### TASK PROMPT
Print the whole listing exactly.

### INPUT
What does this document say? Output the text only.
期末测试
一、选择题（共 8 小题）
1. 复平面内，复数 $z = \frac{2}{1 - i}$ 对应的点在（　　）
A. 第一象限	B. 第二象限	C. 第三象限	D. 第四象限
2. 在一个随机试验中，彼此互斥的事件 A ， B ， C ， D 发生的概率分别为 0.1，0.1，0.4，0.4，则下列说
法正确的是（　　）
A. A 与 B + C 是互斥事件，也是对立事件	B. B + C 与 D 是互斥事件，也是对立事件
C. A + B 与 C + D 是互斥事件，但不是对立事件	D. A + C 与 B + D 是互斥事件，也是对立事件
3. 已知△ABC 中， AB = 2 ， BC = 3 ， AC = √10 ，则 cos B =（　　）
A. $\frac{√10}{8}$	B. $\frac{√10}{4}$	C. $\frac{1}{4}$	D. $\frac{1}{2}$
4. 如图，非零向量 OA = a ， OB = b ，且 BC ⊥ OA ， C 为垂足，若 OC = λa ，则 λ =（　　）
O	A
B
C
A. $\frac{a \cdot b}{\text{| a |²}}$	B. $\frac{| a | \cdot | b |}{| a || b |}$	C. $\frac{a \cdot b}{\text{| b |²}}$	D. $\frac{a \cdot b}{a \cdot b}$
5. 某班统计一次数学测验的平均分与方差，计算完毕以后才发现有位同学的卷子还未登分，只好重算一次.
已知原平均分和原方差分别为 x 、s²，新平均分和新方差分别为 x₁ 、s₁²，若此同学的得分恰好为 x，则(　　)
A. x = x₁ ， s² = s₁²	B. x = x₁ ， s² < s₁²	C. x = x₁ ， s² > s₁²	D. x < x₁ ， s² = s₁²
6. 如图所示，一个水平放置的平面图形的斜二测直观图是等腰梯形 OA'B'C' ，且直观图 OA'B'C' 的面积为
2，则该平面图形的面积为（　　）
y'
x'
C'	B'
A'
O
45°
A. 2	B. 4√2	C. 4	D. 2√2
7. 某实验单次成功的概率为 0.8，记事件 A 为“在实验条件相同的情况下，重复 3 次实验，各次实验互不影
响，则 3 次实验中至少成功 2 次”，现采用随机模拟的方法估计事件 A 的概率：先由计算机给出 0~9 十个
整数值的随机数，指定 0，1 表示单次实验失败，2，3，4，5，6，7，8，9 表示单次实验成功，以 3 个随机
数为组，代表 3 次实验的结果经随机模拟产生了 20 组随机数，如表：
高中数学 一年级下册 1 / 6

### COMPLETE RESPONSE
What does this document say? Output the text only.
期末测试
一、选择题（共 8 小题）
1. 复平面内，复数 $z = \frac{2}{1 - i}$ 对应的点在（　　）
A. 第一象限	B. 第二象限	C. 第三象限	D. 第四象限
2. 在一个随机试验中，彼此互斥的事件 A ， B ， C ， D 发生的概率分别为 0.1，0.1，0.4，0.4，则下列说
法正确的是（　　）
A. A 与 B + C 是互斥事件，也是对立事件	B. B + C 与 D 是互斥事件，也是对立事件
C. A + B 与 C + D 是互斥事件，但不是对立事件	D. A + C 与 B + D 是互斥事件，也是对立事件
3. 已知△ABC 中， AB = 2 ， BC = 3 ， AC = √10 ，则 cos B =（　　）
A. $\frac{√10}{8}$	B. $\frac{√10}{4}$	C. $\frac{1}{4}$	D. $\frac{1}{2}$
4. 如图，非零向量 OA = a ， OB = b ，且 BC ⊥ OA ， C 为垂足，若 OC = λa ，则 λ =（　　）
O	A
B
C
A. $\frac{a \cdot b}{\text{| a |²}}$	B. $\frac{| a | \cdot | b |}{| a || b |}$	C. $\frac{a \cdot b}{\text{| b |²}}$	D. $\frac{a \cdot b}{a \cdot b}$
5. 某班统计一次数学测验的平均分与方差，计算完毕以后才发现有位同学的卷子还未登分，只好重算一次.
已知原平均分和原方差分别为 x 、s²，新平均分和新方差分别为 x₁ 、s₁²，若此同学的得分恰好为 x，则(　　)
A. x = x₁ ， s² = s₁²	B. x = x₁ ， s² < s₁²	C. x = x₁ ， s² > s₁²	D. x < x₁ ， s² = s₁²
6. 如图所示，一个水平放置的平面图形的斜二测直观图是等腰梯形 OA'B'C' ，且直观图 OA'B'C' 的面积为
2，则该平面图形的面积为（　　）
y'
x'
C'	B'
A'
O
45°
A. 2	B. 4√2	C. 4	D. 2√2
7. 某实验单次成功的概率为 0.8，记事件 A 为“在实验条件相同的情况下，重复 3 次实验，各次实验互不影
响，则 3 次实验中至少成功 2 次”，现采用随机模拟的方法估计事件 A 的概率：先由计算机给出 0~9 十个
整数值的随机数，指定 0，1 表示单次实验失败，2，3，4，5，6，7，8，9 表示单次实验成功，以 3 个随机
数为组，代表 3 次实验的结果经随机模拟产生了 20 组随机数，如表：
高中数学 一年级下册 1 / 6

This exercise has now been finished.